> **Task statement**
Render every entry verbatim.

(Extracted records)

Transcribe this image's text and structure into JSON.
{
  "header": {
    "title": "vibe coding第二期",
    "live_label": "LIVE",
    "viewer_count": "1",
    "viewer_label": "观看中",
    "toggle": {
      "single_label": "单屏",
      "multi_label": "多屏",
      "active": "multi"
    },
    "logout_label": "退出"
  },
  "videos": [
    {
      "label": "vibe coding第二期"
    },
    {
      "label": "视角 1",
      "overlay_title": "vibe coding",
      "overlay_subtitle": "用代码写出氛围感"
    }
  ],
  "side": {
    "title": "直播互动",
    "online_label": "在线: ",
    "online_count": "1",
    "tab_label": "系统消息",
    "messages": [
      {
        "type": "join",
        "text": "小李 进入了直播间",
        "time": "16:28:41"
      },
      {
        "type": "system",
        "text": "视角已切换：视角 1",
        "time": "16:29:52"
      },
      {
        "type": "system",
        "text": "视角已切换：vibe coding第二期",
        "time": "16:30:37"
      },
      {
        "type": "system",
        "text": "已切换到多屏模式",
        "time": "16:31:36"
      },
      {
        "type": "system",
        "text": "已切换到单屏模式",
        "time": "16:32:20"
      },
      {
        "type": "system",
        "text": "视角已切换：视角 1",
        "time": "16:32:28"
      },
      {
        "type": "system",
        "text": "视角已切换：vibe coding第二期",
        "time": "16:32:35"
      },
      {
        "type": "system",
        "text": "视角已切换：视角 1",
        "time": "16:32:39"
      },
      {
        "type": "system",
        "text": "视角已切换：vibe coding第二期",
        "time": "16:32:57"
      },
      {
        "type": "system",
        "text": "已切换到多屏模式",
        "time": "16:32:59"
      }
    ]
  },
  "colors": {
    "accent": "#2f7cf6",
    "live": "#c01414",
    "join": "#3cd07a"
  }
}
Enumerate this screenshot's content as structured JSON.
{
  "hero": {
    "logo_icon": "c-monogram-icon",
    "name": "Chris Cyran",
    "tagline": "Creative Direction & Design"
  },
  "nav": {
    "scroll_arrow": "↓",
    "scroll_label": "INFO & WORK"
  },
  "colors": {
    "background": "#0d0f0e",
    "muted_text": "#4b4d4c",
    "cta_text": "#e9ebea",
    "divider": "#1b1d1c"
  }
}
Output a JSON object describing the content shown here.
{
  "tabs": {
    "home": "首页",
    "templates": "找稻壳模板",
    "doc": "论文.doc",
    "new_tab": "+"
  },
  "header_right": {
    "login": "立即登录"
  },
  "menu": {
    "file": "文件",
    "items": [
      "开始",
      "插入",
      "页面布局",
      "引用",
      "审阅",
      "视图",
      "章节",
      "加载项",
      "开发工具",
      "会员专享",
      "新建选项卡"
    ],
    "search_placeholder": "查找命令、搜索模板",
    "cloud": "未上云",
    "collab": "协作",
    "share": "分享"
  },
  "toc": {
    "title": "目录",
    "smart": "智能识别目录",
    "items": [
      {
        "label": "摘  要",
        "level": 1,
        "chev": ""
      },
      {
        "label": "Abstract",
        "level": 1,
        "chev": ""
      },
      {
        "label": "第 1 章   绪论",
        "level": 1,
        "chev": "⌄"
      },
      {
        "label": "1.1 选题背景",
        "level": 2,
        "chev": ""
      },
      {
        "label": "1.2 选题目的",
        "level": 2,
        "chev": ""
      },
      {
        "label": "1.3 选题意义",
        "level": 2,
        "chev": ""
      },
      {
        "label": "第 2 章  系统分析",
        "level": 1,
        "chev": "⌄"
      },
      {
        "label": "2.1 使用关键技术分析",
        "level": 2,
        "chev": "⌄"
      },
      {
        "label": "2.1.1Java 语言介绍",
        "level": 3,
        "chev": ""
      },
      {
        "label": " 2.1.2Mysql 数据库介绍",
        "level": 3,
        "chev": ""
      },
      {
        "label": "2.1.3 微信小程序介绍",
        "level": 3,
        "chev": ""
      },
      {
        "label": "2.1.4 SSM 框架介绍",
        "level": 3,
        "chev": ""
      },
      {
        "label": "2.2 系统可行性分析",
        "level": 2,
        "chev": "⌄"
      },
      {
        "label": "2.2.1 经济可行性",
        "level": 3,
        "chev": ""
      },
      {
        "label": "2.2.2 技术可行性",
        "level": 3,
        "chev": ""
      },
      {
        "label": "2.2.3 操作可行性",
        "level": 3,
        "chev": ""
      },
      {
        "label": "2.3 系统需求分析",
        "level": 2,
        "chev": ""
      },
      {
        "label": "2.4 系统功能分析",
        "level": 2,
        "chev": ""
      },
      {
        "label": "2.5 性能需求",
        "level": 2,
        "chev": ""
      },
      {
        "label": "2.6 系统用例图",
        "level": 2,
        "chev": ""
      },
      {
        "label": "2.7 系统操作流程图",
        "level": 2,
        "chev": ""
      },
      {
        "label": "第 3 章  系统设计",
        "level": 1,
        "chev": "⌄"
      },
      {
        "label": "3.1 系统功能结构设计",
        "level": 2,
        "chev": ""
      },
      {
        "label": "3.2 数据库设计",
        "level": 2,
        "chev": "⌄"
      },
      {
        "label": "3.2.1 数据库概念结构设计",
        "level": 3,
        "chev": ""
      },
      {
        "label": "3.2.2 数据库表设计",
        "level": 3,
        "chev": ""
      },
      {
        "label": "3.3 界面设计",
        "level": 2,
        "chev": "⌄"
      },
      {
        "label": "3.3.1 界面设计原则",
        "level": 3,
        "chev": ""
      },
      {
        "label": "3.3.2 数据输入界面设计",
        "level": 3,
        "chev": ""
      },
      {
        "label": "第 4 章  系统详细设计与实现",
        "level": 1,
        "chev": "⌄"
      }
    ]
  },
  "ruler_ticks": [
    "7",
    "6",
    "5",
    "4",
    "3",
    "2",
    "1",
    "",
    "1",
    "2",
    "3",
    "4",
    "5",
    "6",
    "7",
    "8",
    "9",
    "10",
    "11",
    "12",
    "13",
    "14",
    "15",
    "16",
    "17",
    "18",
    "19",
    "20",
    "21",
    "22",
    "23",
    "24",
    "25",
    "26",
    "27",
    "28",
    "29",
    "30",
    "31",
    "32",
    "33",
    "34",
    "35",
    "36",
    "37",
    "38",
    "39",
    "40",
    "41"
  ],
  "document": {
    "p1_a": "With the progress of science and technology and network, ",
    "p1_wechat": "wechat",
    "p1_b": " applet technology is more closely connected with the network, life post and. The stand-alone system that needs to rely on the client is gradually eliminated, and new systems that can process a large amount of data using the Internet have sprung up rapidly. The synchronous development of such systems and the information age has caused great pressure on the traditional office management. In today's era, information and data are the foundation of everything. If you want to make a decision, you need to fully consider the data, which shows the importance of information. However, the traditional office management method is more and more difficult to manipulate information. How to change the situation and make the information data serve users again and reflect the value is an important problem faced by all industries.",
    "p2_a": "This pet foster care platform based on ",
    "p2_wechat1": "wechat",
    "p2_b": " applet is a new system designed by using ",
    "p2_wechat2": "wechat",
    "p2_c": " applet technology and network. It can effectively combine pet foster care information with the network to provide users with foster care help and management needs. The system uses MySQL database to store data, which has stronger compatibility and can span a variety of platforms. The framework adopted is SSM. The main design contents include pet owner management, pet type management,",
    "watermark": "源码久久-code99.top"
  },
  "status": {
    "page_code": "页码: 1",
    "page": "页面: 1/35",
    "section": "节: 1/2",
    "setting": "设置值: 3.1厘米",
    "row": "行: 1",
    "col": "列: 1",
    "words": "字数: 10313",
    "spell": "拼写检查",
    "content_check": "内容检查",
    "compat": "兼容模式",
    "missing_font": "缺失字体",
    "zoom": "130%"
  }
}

> **Final result**
Transcribe this image's text and structure into JSON.
{
  "header": {
    "title": "vibe coding第二期",
    "live_label": "LIVE",
    "viewer_count": "1",
    "viewer_label": "观看中",
    "toggle": {
      "single_label": "单屏",
      "multi_label": "多屏",
      "active": "multi"
    },
    "logout_label": "退出"
  },
  "videos": [
    {
      "label": "vibe coding第二期"
    },
    {
      "label": "视角 1",
      "overlay_title": "vibe coding",
      "overlay_subtitle": "用代码写出氛围感"
    }
  ],
  "side": {
    "title": "直播互动",
    "online_label": "在线: ",
    "online_count": "1",
    "tab_label": "系统消息",
    "messages": [
      {
        "type": "join",
        "text": "小李 进入了直播间",
        "time": "16:28:41"
      },
      {
        "type": "system",
        "text": "视角已切换：视角 1",
        "time": "16:29:52"
      },
      {
        "type": "system",
        "text": "视角已切换：vibe coding第二期",
        "time": "16:30:37"
      },
      {
        "type": "system",
        "text": "已切换到多屏模式",
        "time": "16:31:36"
      },
      {
        "type": "system",
        "text": "已切换到单屏模式",
        "time": "16:32:20"
      },
      {
        "type": "system",
        "text": "视角已切换：视角 1",
        "time": "16:32:28"
      },
      {
        "type": "system",
        "text": "视角已切换：vibe coding第二期",
        "time": "16:32:35"
      },
      {
        "type": "system",
        "text": "视角已切换：视角 1",
        "time": "16:32:39"
      },
      {
        "type": "system",
        "text": "视角已切换：vibe coding第二期",
        "time": "16:32:57"
      },
      {
        "type": "system",
        "text": "已切换到多屏模式",
        "time": "16:32:59"
      }
    ]
  },
  "colors": {
    "accent": "#2f7cf6",
    "live": "#c01414",
    "join": "#3cd07a"
  }
}
Enumerate this screenshot's content as structured JSON.
{
  "hero": {
    "logo_icon": "c-monogram-icon",
    "name": "Chris Cyran",
    "tagline": "Creative Direction & Design"
  },
  "nav": {
    "scroll_arrow": "↓",
    "scroll_label": "INFO & WORK"
  },
  "colors": {
    "background": "#0d0f0e",
    "muted_text": "#4b4d4c",
    "cta_text": "#e9ebea",
    "divider": "#1b1d1c"
  }
}
Output a JSON object describing the content shown here.
{
  "tabs": {
    "home": "首页",
    "templates": "找稻壳模板",
    "doc": "论文.doc",
    "new_tab": "+"
  },
  "header_right": {
    "login": "立即登录"
  },
  "menu": {
    "file": "文件",
    "items": [
      "开始",
      "插入",
      "页面布局",
      "引用",
      "审阅",
      "视图",
      "章节",
      "加载项",
      "开发工具",
      "会员专享",
      "新建选项卡"
    ],
    "search_placeholder": "查找命令、搜索模板",
    "cloud": "未上云",
    "collab": "协作",
    "share": "分享"
  },
  "toc": {
    "title": "目录",
    "smart": "智能识别目录",
    "items": [
      {
        "label": "摘  要",
        "level": 1,
        "chev": ""
      },
      {
        "label": "Abstract",
        "level": 1,
        "chev": ""
      },
      {
        "label": "第 1 章   绪论",
        "level": 1,
        "chev": "⌄"
      },
      {
        "label": "1.1 选题背景",
        "level": 2,
        "chev": ""
      },
      {
        "label": "1.2 选题目的",
        "level": 2,
        "chev": ""
      },
      {
        "label": "1.3 选题意义",
        "level": 2,
        "chev": ""
      },
      {
        "label": "第 2 章  系统分析",
        "level": 1,
        "chev": "⌄"
      },
      {
        "label": "2.1 使用关键技术分析",
        "level": 2,
        "chev": "⌄"
      },
      {
        "label": "2.1.1Java 语言介绍",
        "level": 3,
        "chev": ""
      },
      {
        "label": " 2.1.2Mysql 数据库介绍",
        "level": 3,
        "chev": ""
      },
      {
        "label": "2.1.3 微信小程序介绍",
        "level": 3,
        "chev": ""
      },
      {
        "label": "2.1.4 SSM 框架介绍",
        "level": 3,
        "chev": ""
      },
      {
        "label": "2.2 系统可行性分析",
        "level": 2,
        "chev": "⌄"
      },
      {
        "label": "2.2.1 经济可行性",
        "level": 3,
        "chev": ""
      },
      {
        "label": "2.2.2 技术可行性",
        "level": 3,
        "chev": ""
      },
      {
        "label": "2.2.3 操作可行性",
        "level": 3,
        "chev": ""
      },
      {
        "label": "2.3 系统需求分析",
        "level": 2,
        "chev": ""
      },
      {
        "label": "2.4 系统功能分析",
        "level": 2,
        "chev": ""
      },
      {
        "label": "2.5 性能需求",
        "level": 2,
        "chev": ""
      },
      {
        "label": "2.6 系统用例图",
        "level": 2,
        "chev": ""
      },
      {
        "label": "2.7 系统操作流程图",
        "level": 2,
        "chev": ""
      },
      {
        "label": "第 3 章  系统设计",
        "level": 1,
        "chev": "⌄"
      },
      {
        "label": "3.1 系统功能结构设计",
        "level": 2,
        "chev": ""
      },
      {
        "label": "3.2 数据库设计",
        "level": 2,
        "chev": "⌄"
      },
      {
        "label": "3.2.1 数据库概念结构设计",
        "level": 3,
        "chev": ""
      },
      {
        "label": "3.2.2 数据库表设计",
        "level": 3,
        "chev": ""
      },
      {
        "label": "3.3 界面设计",
        "level": 2,
        "chev": "⌄"
      },
      {
        "label": "3.3.1 界面设计原则",
        "level": 3,
        "chev": ""
      },
      {
        "label": "3.3.2 数据输入界面设计",
        "level": 3,
        "chev": ""
      },
      {
        "label": "第 4 章  系统详细设计与实现",
        "level": 1,
        "chev": "⌄"
      }
    ]
  },
  "ruler_ticks": [
    "7",
    "6",
    "5",
    "4",
    "3",
    "2",
    "1",
    "",
    "1",
    "2",
    "3",
    "4",
    "5",
    "6",
    "7",
    "8",
    "9",
    "10",
    "11",
    "12",
    "13",
    "14",
    "15",
    "16",
    "17",
    "18",
    "19",
    "20",
    "21",
    "22",
    "23",
    "24",
    "25",
    "26",
    "27",
    "28",
    "29",
    "30",
    "31",
    "32",
    "33",
    "34",
    "35",
    "36",
    "37",
    "38",
    "39",
    "40",
    "41"
  ],
  "document": {
    "p1_a": "With the progress of science and technology and network, ",
    "p1_wechat": "wechat",
    "p1_b": " applet technology is more closely connected with the network, life post and. The stand-alone system that needs to rely on the client is gradually eliminated, and new systems that can process a large amount of data using the Internet have sprung up rapidly. The synchronous development of such systems and the information age has caused great pressure on the traditional office management. In today's era, information and data are the foundation of everything. If you want to make a decision, you need to fully consider the data, which shows the importance of information. However, the traditional office management method is more and more difficult to manipulate information. How to change the situation and make the information data serve users again and reflect the value is an important problem faced by all industries.",
    "p2_a": "This pet foster care platform based on ",
    "p2_wechat1": "wechat",
    "p2_b": " applet is a new system designed by using ",
    "p2_wechat2": "wechat",
    "p2_c": " applet technology and network. It can effectively combine pet foster care information with the network to provide users with foster care help and management needs. The system uses MySQL database to store data, which has stronger compatibility and can span a variety of platforms. The framework adopted is SSM. The main design contents include pet owner management, pet type management,",
    "watermark": "源码久久-code99.top"
  },
  "status": {
    "page_code": "页码: 1",
    "page": "页面: 1/35",
    "section": "节: 1/2",
    "setting": "设置值: 3.1厘米",
    "row": "行: 1",
    "col": "列: 1",
    "words": "字数: 10313",
    "spell": "拼写检查",
    "content_check": "内容检查",
    "compat": "兼容模式",
    "missing_font": "缺失字体",
    "zoom": "130%"
  }
}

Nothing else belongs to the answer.